Data entries

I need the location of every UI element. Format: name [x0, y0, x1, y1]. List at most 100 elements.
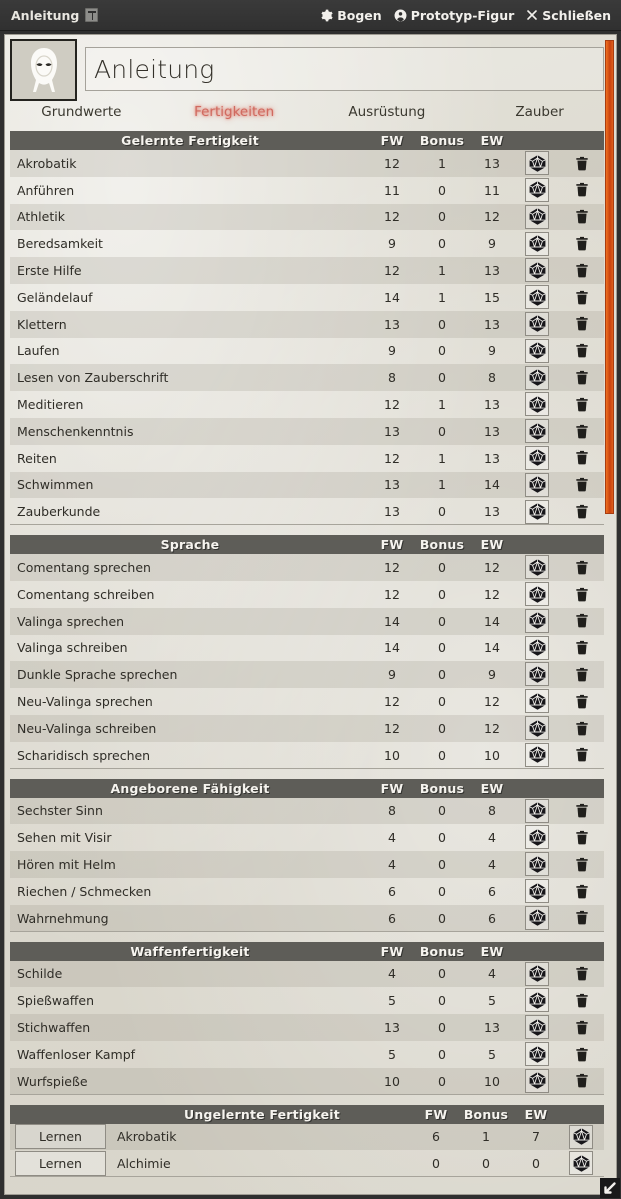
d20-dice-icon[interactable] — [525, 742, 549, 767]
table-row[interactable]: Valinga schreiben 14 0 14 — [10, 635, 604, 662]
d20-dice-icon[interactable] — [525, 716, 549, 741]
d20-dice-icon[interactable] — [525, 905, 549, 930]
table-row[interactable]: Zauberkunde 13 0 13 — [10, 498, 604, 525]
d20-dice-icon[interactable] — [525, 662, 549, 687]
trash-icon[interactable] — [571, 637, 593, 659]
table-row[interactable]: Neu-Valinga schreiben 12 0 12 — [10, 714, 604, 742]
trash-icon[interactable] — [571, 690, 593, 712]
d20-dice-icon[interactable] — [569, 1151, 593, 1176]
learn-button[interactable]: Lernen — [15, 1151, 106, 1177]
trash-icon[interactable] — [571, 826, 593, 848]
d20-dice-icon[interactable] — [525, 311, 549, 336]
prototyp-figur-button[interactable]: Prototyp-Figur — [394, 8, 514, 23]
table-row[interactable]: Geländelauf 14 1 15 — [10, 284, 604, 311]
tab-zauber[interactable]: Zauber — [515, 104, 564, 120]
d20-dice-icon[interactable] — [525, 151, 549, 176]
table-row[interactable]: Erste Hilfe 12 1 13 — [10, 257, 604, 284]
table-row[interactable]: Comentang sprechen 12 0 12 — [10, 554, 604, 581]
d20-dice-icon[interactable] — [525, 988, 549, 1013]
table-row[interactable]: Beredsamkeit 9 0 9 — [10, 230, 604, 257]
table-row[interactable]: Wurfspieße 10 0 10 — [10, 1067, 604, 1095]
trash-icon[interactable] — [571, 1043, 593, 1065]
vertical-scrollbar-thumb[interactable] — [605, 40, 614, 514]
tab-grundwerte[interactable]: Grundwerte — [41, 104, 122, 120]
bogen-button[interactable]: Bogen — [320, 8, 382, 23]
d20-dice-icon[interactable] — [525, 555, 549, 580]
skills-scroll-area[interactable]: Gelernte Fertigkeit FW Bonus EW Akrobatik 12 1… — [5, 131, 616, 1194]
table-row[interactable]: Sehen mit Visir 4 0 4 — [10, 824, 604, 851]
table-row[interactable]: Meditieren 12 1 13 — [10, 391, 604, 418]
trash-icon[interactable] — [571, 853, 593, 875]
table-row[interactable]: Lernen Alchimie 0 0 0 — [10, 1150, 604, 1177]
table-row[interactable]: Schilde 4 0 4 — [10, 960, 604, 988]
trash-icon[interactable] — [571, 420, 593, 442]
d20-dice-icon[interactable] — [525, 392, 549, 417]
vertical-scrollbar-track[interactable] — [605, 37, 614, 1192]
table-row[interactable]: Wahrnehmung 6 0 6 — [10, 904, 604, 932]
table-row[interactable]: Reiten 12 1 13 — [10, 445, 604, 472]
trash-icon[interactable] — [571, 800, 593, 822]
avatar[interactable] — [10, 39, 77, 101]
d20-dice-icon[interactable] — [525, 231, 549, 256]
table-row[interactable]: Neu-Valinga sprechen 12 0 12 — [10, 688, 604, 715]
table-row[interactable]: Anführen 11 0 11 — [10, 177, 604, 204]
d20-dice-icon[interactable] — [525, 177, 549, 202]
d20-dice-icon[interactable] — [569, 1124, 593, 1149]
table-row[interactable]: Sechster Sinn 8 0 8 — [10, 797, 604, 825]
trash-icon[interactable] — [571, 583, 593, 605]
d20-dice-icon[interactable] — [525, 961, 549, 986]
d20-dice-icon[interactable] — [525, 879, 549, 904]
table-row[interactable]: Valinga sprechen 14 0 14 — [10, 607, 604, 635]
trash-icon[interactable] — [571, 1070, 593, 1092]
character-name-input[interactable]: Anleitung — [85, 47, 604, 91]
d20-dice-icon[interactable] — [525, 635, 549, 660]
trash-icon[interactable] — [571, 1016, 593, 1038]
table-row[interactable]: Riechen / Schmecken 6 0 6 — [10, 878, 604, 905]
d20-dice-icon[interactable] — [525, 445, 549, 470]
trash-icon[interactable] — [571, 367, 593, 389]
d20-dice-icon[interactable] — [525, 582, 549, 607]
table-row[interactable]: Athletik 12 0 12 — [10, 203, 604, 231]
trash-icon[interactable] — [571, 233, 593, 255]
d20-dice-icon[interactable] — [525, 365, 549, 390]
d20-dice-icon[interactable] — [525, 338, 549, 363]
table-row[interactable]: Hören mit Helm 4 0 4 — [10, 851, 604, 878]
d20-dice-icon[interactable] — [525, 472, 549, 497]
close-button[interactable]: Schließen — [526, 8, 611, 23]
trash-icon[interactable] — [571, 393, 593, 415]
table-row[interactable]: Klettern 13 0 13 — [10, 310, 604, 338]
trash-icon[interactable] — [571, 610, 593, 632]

◆ GOAL ◆
How many lines in the rows above contain the word "sprechen"? Give only the number.

◆ RESPONSE TO THE EXERCISE ◆
3